**EXERCISE**
Please find all lines in the data that hold the string "yesterday" and copy them.

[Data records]

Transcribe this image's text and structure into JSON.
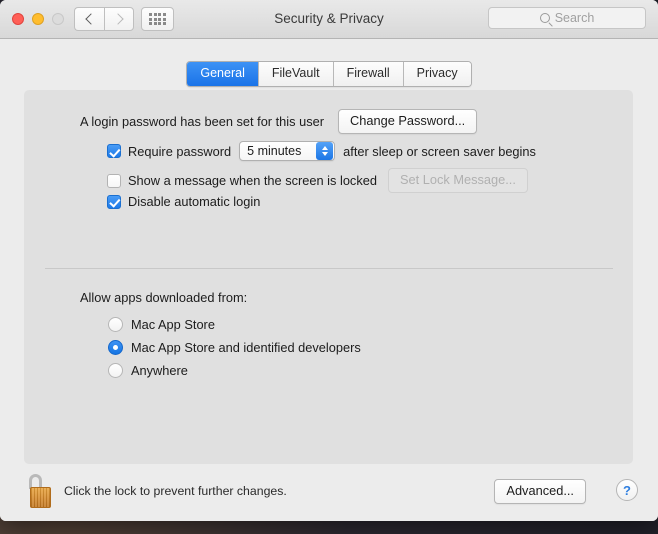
{
  "window": {
    "title": "Security & Privacy"
  },
  "titlebar": {
    "back_icon": "chevron-left-icon",
    "forward_icon": "chevron-right-icon",
    "showall_icon": "grid-dots-icon",
    "search": {
      "placeholder": "Search",
      "icon": "search-icon"
    }
  },
  "tabs": [
    {
      "label": "General",
      "active": true
    },
    {
      "label": "FileVault",
      "active": false
    },
    {
      "label": "Firewall",
      "active": false
    },
    {
      "label": "Privacy",
      "active": false
    }
  ],
  "general": {
    "password_status": "A login password has been set for this user",
    "change_password_button": "Change Password...",
    "require_password": {
      "label": "Require password",
      "checked": true,
      "interval_value": "5 minutes",
      "suffix": "after sleep or screen saver begins"
    },
    "lock_message": {
      "label": "Show a message when the screen is locked",
      "checked": false,
      "button": "Set Lock Message...",
      "button_disabled": true
    },
    "disable_auto_login": {
      "label": "Disable automatic login",
      "checked": true
    },
    "allow_apps": {
      "heading": "Allow apps downloaded from:",
      "options": [
        {
          "label": "Mac App Store",
          "selected": false
        },
        {
          "label": "Mac App Store and identified developers",
          "selected": true
        },
        {
          "label": "Anywhere",
          "selected": false
        }
      ]
    }
  },
  "bottom": {
    "lock_icon": "unlocked-padlock-icon",
    "lock_text": "Click the lock to prevent further changes.",
    "advanced_button": "Advanced...",
    "help_button": "?"
  },
  "colors": {
    "accent": "#1e7ae8",
    "tab_active_bg": "#1a73e8",
    "window_bg": "#ececec",
    "panel_bg": "#e0e0e0",
    "lock_gold": "#d4882a"
  }
}
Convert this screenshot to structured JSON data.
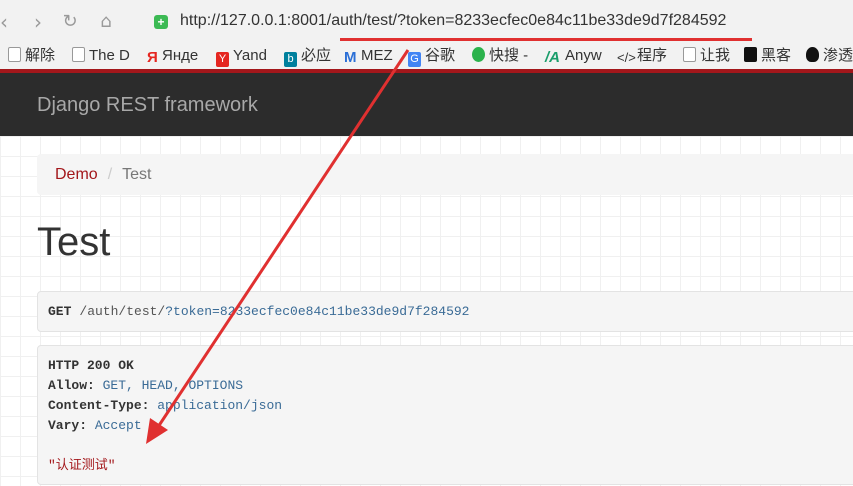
{
  "browser": {
    "url_host": "http://127.0.0.1:8001",
    "url_path": "/auth/test/?token=8233ecfec0e84c11be33de9d7f284592",
    "bookmarks": [
      {
        "label": "解除",
        "icon": "page-icon"
      },
      {
        "label": "The D",
        "icon": "page-icon"
      },
      {
        "label": "Янде",
        "icon": "yandex-icon",
        "color": "#e52620"
      },
      {
        "label": "Yand",
        "icon": "yandex-y-icon",
        "color": "#e52620"
      },
      {
        "label": "必应",
        "icon": "bing-icon",
        "color": "#00809d"
      },
      {
        "label": "MEZ",
        "icon": "mez-icon",
        "color": "#2b6fd6"
      },
      {
        "label": "谷歌",
        "icon": "google-icon",
        "color": "#4285f4"
      },
      {
        "label": "快搜 -",
        "icon": "kuaisou-icon",
        "color": "#2bb24c"
      },
      {
        "label": "Anyw",
        "icon": "anyw-icon",
        "color": "#1a9d6b"
      },
      {
        "label": "程序",
        "icon": "code-icon",
        "color": "#333333"
      },
      {
        "label": "让我",
        "icon": "page-icon"
      },
      {
        "label": "黑客",
        "icon": "hacker-icon",
        "color": "#111111"
      },
      {
        "label": "渗透",
        "icon": "shield-skull-icon",
        "color": "#111111"
      }
    ]
  },
  "navbar": {
    "brand": "Django REST framework"
  },
  "breadcrumb": {
    "link": "Demo",
    "separator": "/",
    "active": "Test"
  },
  "page": {
    "title": "Test"
  },
  "request": {
    "method": "GET",
    "path": "/auth/test/",
    "query": "?token=8233ecfec0e84c11be33de9d7f284592"
  },
  "response": {
    "status": "HTTP 200 OK",
    "headers": [
      {
        "key": "Allow:",
        "value": "GET, HEAD, OPTIONS"
      },
      {
        "key": "Content-Type:",
        "value": "application/json"
      },
      {
        "key": "Vary:",
        "value": "Accept"
      }
    ],
    "body": "\"认证测试\""
  },
  "colors": {
    "accent": "#a3171b",
    "annotation": "#e03030",
    "navbar_bg": "#2c2c2c"
  }
}
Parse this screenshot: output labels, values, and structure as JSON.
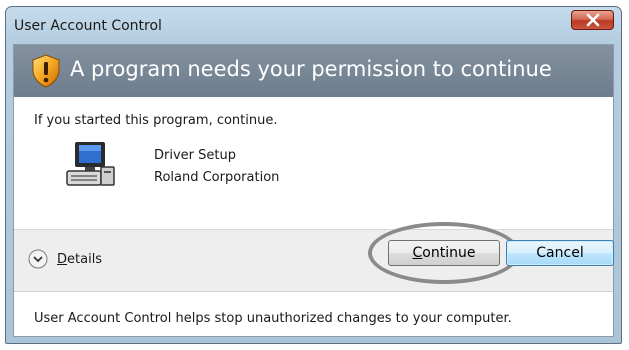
{
  "window": {
    "title": "User Account Control",
    "close_glyph": "X"
  },
  "banner": {
    "icon": "shield-warning-icon",
    "text": "A program needs your permission to continue"
  },
  "prompt": "If you started this program, continue.",
  "program": {
    "icon": "computer-icon",
    "name": "Driver Setup",
    "publisher": "Roland Corporation"
  },
  "actions": {
    "details_underlined": "D",
    "details_rest": "etails",
    "continue_underlined": "C",
    "continue_rest": "ontinue",
    "cancel_label": "Cancel"
  },
  "footer": "User Account Control helps stop unauthorized changes to your computer.",
  "colors": {
    "banner": "#76869a",
    "close_button": "#c9503a",
    "default_button_border": "#3c7fb1"
  }
}
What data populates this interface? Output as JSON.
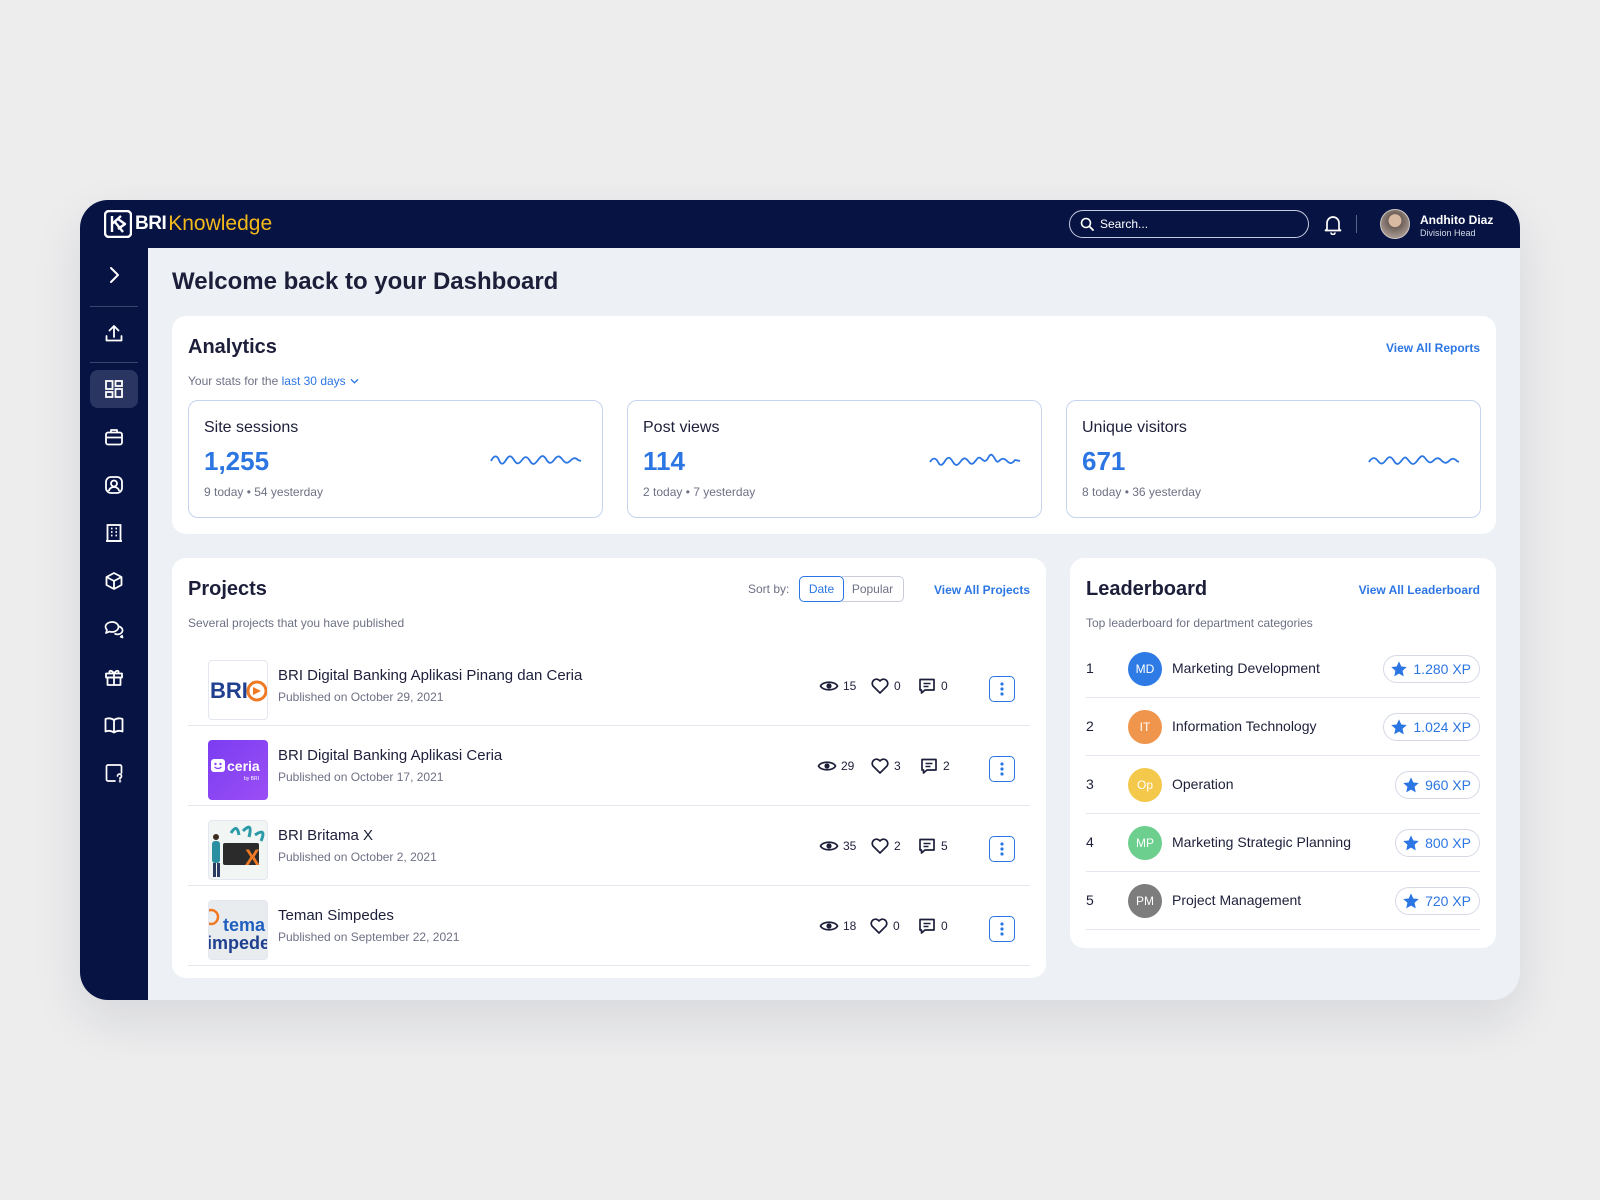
{
  "header": {
    "logo_bri": "BRI",
    "logo_knowledge": "Knowledge",
    "search_placeholder": "Search...",
    "user_name": "Andhito Diaz",
    "user_role": "Division Head"
  },
  "sidebar": {
    "items": [
      "expand",
      "upload",
      "dashboard",
      "briefcase",
      "profile",
      "building",
      "package",
      "chat",
      "gift",
      "book",
      "help"
    ],
    "active": "dashboard"
  },
  "page": {
    "title": "Welcome back to your Dashboard"
  },
  "analytics": {
    "title": "Analytics",
    "view_all": "View All Reports",
    "subtitle_prefix": "Your stats for the",
    "range": "last 30 days",
    "stats": [
      {
        "label": "Site sessions",
        "value": "1,255",
        "sub": "9 today • 54 yesterday"
      },
      {
        "label": "Post views",
        "value": "114",
        "sub": "2 today • 7 yesterday"
      },
      {
        "label": "Unique visitors",
        "value": "671",
        "sub": "8 today • 36 yesterday"
      }
    ]
  },
  "projects": {
    "title": "Projects",
    "subtitle": "Several projects that you have published",
    "sort_label": "Sort by:",
    "sort_options": [
      "Date",
      "Popular"
    ],
    "sort_selected": "Date",
    "view_all": "View All Projects",
    "items": [
      {
        "name": "BRI Digital Banking Aplikasi Pinang dan Ceria",
        "date": "Published on October 29, 2021",
        "views": "15",
        "likes": "0",
        "comments": "0",
        "thumb_text": "BRI"
      },
      {
        "name": "BRI Digital Banking Aplikasi Ceria",
        "date": "Published on October 17, 2021",
        "views": "29",
        "likes": "3",
        "comments": "2",
        "thumb_text": "ceria",
        "thumb_sub": "by BRI"
      },
      {
        "name": "BRI Britama X",
        "date": "Published on October 2, 2021",
        "views": "35",
        "likes": "2",
        "comments": "5",
        "thumb_text": "X"
      },
      {
        "name": "Teman Simpedes",
        "date": "Published on September 22, 2021",
        "views": "18",
        "likes": "0",
        "comments": "0",
        "thumb_text": "tema",
        "thumb_text2": "impede"
      }
    ]
  },
  "leaderboard": {
    "title": "Leaderboard",
    "subtitle": "Top leaderboard for department categories",
    "view_all": "View All Leaderboard",
    "items": [
      {
        "rank": "1",
        "initials": "MD",
        "name": "Marketing Development",
        "xp": "1.280 XP",
        "color": "#2f7be6"
      },
      {
        "rank": "2",
        "initials": "IT",
        "name": "Information Technology",
        "xp": "1.024 XP",
        "color": "#f0954c"
      },
      {
        "rank": "3",
        "initials": "Op",
        "name": "Operation",
        "xp": "960 XP",
        "color": "#f4c84a"
      },
      {
        "rank": "4",
        "initials": "MP",
        "name": "Marketing Strategic Planning",
        "xp": "800 XP",
        "color": "#6ccf8e"
      },
      {
        "rank": "5",
        "initials": "PM",
        "name": "Project Management",
        "xp": "720 XP",
        "color": "#7d7d7d"
      }
    ]
  },
  "colors": {
    "navy": "#071443",
    "accent": "#2c76e3",
    "logo_yellow": "#f3b91a"
  }
}
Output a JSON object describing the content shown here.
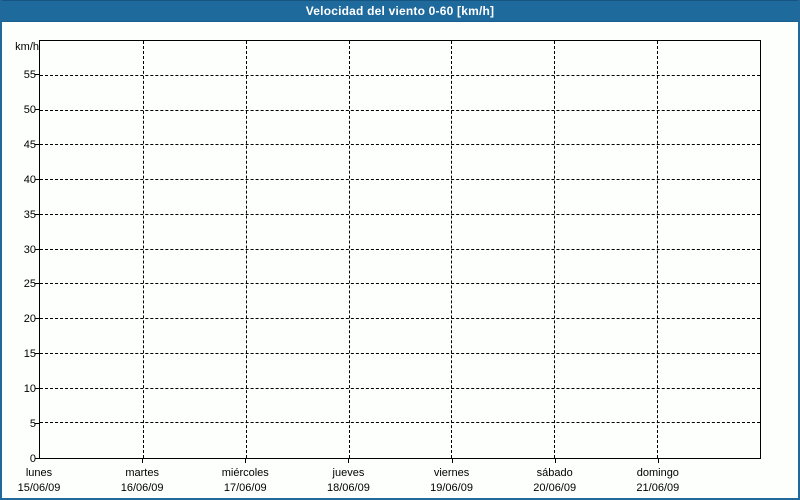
{
  "titlebar": {
    "title": "Velocidad del viento 0-60 [km/h]"
  },
  "colors": {
    "titlebar_bg": "#1e6a9d",
    "titlebar_text": "#ffffff",
    "page_border": "#21689b",
    "background": "#fdfffd",
    "plot_border": "#000000",
    "grid": "#000000",
    "label_text": "#000000"
  },
  "chart_data": {
    "type": "line",
    "title": "Velocidad del viento 0-60 [km/h]",
    "ylabel": "km/h",
    "ylim": [
      0,
      60
    ],
    "ytick_step": 5,
    "yticks": [
      0,
      5,
      10,
      15,
      20,
      25,
      30,
      35,
      40,
      45,
      50,
      55
    ],
    "categories": [
      "lunes",
      "martes",
      "miércoles",
      "jueves",
      "viernes",
      "sábado",
      "domingo"
    ],
    "x_dates": [
      "15/06/09",
      "16/06/09",
      "17/06/09",
      "18/06/09",
      "19/06/09",
      "20/06/09",
      "21/06/09"
    ],
    "series": [],
    "grid": "dashed",
    "legend": "none"
  }
}
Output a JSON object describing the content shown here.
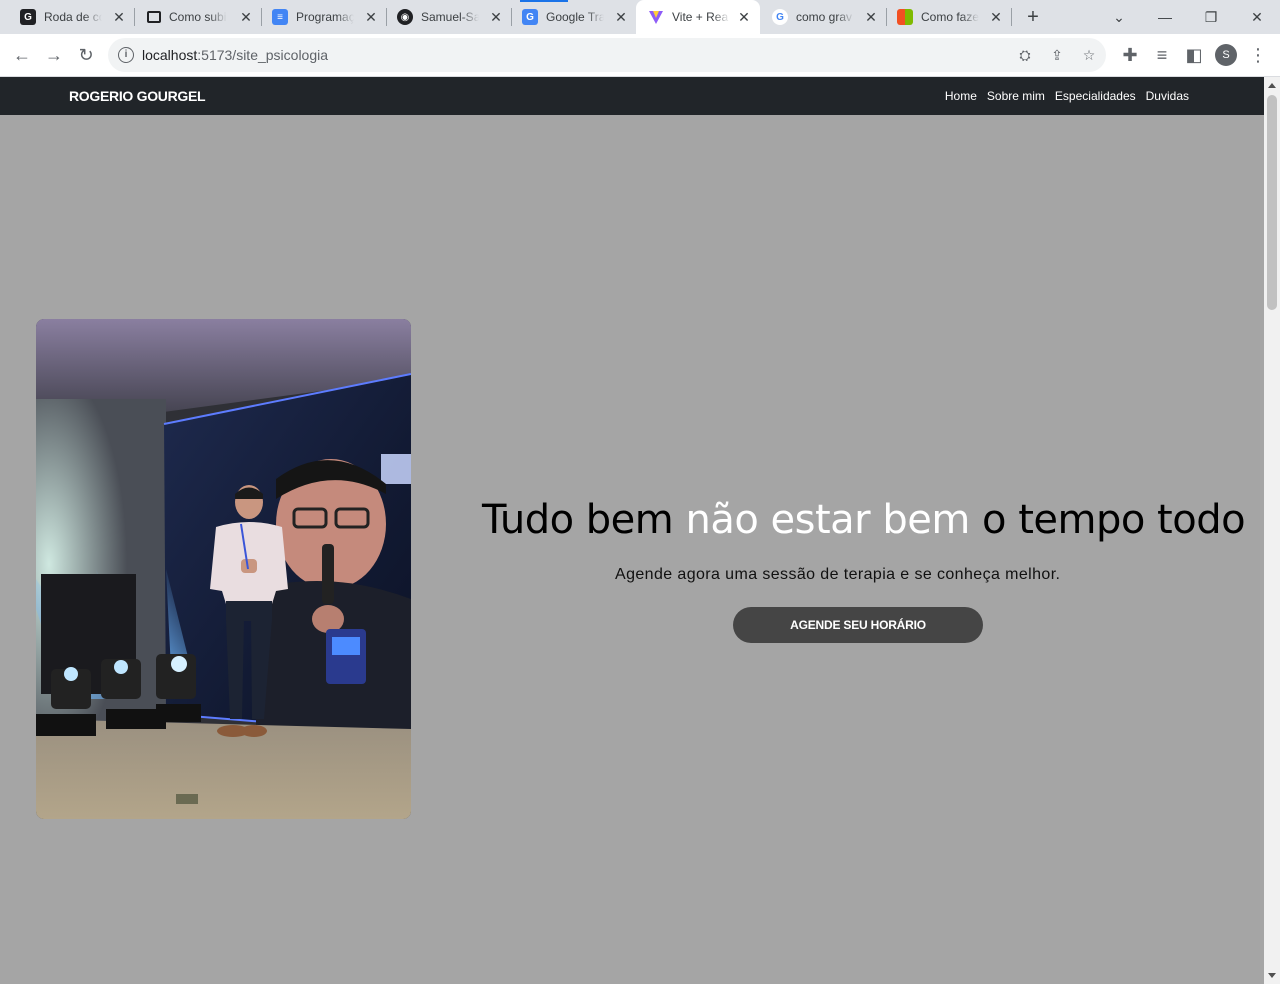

**TASK RESULT**
        "sub": "9 today • 54 yesterday"
        "sub": "2 today • 7 yesterday"
        "sub": "8 today • 36 yesterday"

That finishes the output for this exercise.